Collected data
====================

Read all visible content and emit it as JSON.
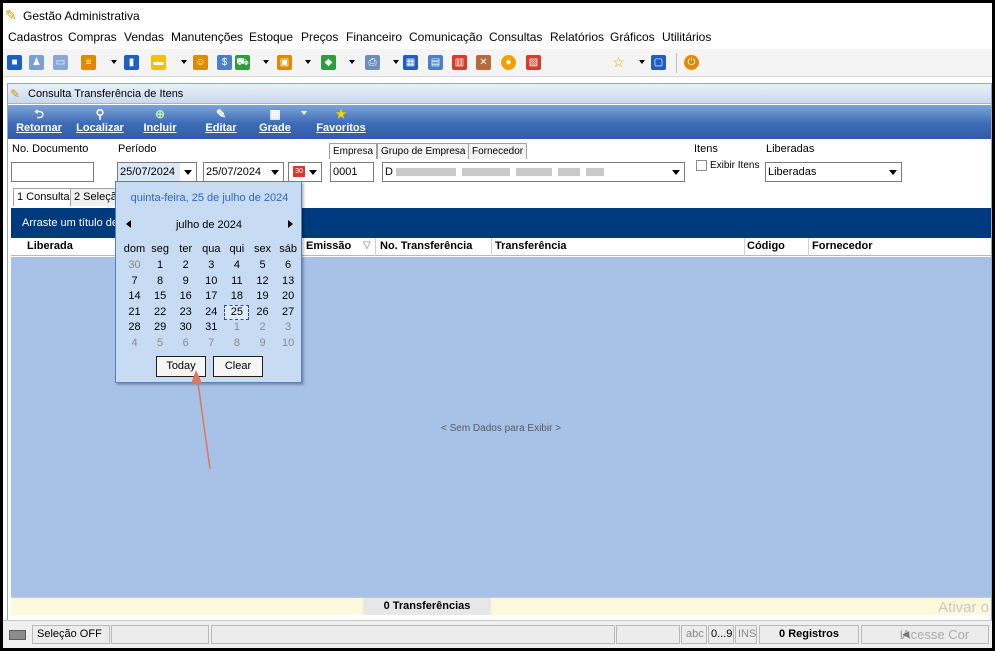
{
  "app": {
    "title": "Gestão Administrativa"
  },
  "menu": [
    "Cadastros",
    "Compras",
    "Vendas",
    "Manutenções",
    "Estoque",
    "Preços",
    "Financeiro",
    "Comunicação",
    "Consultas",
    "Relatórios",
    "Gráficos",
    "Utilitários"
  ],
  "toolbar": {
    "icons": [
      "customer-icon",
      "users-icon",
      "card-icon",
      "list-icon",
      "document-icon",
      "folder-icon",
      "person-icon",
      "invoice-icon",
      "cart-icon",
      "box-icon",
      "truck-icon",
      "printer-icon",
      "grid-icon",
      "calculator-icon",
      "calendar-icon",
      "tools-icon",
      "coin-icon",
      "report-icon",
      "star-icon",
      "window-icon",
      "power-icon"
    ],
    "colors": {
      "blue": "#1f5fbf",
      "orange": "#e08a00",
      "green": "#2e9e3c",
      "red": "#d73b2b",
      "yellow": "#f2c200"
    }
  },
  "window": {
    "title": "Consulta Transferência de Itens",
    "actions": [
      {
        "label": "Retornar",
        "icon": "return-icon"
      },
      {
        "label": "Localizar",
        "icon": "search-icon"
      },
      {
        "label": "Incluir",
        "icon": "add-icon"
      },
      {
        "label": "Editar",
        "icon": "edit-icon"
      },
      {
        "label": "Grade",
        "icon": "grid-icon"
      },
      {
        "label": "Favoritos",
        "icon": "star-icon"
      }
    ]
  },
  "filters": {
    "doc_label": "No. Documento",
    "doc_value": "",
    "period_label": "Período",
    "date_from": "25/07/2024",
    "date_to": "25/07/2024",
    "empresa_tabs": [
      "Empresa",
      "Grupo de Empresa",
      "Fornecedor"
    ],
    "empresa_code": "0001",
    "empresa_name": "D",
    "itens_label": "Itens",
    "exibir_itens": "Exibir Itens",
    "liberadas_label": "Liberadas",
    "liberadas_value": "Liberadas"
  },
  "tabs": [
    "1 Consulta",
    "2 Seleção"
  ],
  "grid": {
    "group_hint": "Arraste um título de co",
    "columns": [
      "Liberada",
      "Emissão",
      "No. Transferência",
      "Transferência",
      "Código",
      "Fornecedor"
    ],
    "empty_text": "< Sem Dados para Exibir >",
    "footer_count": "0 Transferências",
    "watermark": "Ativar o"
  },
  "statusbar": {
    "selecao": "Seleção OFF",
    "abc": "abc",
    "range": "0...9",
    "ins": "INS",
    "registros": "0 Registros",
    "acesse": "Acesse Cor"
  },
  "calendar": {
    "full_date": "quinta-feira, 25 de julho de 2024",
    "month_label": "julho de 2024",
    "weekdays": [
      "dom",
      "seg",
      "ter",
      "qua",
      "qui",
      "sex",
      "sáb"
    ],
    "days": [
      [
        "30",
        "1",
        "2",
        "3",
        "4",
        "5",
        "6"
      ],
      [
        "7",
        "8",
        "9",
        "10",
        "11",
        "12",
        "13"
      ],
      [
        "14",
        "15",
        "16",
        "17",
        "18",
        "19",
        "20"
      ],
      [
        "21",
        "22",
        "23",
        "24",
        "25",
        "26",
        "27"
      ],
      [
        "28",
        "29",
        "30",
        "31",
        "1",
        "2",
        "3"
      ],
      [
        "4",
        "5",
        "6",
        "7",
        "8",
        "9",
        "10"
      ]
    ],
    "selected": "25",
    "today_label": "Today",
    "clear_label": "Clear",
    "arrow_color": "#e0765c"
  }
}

====================

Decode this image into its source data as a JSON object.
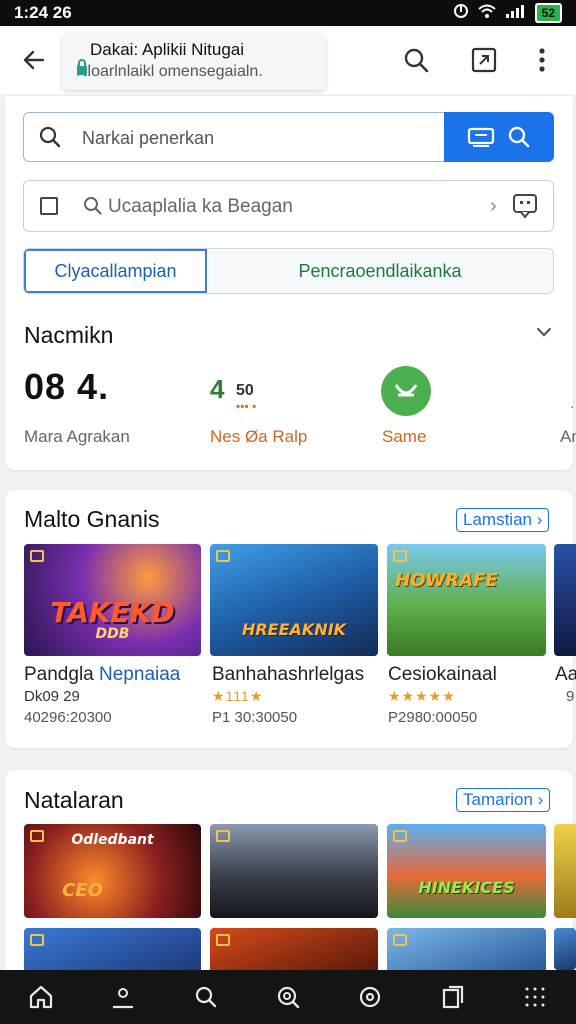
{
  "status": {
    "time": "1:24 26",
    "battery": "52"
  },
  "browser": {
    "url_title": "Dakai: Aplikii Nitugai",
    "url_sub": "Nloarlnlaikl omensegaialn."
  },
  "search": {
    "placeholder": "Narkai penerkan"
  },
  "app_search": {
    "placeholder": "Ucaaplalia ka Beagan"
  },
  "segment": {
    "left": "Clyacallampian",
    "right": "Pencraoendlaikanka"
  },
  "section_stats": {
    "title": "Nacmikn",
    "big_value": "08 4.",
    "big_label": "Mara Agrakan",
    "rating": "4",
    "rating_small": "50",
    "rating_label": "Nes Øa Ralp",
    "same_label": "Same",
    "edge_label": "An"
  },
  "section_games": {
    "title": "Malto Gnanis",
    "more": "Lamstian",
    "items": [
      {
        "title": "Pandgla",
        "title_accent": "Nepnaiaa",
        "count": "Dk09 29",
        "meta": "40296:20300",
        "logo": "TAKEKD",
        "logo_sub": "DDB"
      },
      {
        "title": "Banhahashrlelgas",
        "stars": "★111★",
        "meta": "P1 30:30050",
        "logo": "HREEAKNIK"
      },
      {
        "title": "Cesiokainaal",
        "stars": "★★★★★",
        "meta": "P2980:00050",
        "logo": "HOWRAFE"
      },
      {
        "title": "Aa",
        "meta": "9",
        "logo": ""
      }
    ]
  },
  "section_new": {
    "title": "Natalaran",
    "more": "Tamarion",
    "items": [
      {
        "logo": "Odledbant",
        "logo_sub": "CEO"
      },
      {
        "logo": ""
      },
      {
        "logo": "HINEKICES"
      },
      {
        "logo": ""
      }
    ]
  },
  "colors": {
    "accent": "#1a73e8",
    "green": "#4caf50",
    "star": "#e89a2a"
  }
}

====================

Given instruction: Find each line with the string "JSON" and copy it out.

The solution:
Read all visible content and emit it as JSON.
Decode this image into its source data as a JSON object.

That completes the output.